(Figure dataset records)
-*-

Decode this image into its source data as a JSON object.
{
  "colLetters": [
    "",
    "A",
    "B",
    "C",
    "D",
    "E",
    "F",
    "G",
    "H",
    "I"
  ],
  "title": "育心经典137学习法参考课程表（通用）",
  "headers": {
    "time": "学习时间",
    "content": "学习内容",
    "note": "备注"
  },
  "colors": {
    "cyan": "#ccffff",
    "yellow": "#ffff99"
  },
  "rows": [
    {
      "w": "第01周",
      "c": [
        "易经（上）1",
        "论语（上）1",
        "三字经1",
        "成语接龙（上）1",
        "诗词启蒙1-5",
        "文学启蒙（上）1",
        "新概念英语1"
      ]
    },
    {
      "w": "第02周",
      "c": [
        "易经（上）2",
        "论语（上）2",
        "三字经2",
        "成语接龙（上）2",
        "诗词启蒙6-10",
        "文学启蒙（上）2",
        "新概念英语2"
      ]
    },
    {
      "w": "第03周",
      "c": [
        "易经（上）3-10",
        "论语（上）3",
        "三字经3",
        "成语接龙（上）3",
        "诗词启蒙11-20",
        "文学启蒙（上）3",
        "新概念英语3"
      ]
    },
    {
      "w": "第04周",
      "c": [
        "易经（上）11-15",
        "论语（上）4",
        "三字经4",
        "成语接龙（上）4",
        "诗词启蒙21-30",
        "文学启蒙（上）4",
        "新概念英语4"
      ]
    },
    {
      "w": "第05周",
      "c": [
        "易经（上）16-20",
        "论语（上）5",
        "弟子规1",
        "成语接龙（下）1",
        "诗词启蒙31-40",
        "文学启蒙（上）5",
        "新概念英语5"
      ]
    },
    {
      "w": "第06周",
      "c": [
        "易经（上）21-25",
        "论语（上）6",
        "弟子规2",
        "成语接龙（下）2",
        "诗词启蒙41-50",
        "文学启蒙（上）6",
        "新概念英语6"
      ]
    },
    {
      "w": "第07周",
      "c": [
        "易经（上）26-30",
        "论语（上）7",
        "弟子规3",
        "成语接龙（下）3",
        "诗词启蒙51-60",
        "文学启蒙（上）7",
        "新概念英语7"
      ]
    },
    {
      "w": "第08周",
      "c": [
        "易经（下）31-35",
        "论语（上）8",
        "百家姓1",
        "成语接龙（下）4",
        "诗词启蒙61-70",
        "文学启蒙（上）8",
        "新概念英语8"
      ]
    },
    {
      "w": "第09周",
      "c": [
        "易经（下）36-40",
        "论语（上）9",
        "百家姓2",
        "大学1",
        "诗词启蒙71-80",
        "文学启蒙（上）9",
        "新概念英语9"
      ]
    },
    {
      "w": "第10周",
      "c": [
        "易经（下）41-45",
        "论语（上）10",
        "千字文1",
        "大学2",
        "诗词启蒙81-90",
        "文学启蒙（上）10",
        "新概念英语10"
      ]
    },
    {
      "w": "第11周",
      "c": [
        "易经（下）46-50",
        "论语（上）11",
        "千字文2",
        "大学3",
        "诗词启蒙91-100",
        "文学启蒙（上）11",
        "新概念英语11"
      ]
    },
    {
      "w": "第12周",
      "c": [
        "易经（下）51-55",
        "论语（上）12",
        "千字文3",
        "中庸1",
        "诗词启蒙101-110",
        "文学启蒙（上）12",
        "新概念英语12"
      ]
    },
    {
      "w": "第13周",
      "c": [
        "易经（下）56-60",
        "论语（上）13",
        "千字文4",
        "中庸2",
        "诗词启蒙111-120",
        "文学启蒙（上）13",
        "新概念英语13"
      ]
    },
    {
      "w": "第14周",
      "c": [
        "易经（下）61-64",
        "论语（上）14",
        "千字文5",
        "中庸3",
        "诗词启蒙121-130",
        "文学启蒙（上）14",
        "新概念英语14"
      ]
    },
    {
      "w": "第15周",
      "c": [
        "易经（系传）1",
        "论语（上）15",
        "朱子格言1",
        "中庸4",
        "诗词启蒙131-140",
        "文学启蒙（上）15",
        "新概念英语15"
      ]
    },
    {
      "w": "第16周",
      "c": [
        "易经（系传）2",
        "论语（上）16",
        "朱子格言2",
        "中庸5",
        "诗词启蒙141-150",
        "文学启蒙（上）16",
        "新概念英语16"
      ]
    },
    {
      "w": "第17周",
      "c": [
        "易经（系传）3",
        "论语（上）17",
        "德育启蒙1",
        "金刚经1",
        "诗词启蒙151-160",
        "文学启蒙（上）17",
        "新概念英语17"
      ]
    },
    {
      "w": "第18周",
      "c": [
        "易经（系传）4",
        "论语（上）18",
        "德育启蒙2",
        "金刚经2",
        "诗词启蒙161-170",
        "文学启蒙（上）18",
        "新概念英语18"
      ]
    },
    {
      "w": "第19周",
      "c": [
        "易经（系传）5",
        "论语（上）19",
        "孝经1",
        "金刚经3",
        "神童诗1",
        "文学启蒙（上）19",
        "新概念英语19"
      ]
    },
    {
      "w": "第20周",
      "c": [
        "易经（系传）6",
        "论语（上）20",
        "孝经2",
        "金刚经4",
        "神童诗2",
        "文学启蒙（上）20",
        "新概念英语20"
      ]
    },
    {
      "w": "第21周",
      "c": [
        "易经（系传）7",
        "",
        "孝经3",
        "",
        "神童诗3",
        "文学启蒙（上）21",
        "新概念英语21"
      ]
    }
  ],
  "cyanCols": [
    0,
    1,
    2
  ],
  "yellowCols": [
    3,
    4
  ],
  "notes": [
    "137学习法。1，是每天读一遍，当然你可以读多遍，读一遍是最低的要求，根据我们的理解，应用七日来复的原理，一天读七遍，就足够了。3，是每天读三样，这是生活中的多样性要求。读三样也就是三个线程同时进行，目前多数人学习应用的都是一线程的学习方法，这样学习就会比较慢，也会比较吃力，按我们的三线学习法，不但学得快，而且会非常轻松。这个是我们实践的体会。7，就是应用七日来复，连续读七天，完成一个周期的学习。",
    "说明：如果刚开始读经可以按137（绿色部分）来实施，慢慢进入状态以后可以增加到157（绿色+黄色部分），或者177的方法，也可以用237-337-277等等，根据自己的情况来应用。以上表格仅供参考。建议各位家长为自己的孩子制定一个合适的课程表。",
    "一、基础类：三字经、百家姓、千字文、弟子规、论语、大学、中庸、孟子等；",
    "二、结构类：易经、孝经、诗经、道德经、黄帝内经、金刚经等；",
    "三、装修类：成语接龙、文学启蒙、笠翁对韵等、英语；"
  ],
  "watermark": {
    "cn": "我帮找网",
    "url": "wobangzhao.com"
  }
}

-*-

• [Problem to work on] Pull out every line above that holds the word "成语接龙".

• [In response]
        "成语接龙（上）1",
        "成语接龙（上）2",
        "成语接龙（上）3",
        "成语接龙（上）4",
        "成语接龙（下）1",
        "成语接龙（下）2",
        "成语接龙（下）3",
        "成语接龙（下）4",
    "三、装修类：成语接龙、文学启蒙、笠翁对韵等、英语；"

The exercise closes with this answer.